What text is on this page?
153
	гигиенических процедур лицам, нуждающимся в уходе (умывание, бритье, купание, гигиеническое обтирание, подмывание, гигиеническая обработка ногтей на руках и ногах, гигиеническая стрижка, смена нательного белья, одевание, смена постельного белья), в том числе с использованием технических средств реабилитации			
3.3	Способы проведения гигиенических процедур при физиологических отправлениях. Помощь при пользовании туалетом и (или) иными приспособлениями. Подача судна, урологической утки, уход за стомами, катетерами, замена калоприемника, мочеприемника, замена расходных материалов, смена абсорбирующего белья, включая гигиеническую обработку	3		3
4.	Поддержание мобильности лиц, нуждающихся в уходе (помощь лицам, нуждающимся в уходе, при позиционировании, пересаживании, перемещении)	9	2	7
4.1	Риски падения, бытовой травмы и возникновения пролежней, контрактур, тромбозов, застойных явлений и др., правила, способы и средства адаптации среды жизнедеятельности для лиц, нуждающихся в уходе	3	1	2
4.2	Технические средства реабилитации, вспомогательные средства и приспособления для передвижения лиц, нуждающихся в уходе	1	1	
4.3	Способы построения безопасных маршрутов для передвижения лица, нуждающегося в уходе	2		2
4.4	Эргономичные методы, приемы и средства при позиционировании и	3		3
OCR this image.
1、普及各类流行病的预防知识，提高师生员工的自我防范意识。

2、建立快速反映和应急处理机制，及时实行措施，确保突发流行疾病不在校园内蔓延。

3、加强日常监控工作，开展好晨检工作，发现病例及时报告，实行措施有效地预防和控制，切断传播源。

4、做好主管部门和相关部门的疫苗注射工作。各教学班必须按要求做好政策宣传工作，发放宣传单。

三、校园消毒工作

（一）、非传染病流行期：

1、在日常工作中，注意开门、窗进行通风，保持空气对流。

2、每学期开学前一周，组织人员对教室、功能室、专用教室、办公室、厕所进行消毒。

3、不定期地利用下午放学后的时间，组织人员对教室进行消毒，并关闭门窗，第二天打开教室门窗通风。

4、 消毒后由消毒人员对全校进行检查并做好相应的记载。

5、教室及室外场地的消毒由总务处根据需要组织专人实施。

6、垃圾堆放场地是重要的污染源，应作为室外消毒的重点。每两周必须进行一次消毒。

▸ **PROBLEM TO SOLVE**: Copy out every line of the data that includes "this".

▸ **EXERCISE RESULT**:
What text is on this page?
OCR this image.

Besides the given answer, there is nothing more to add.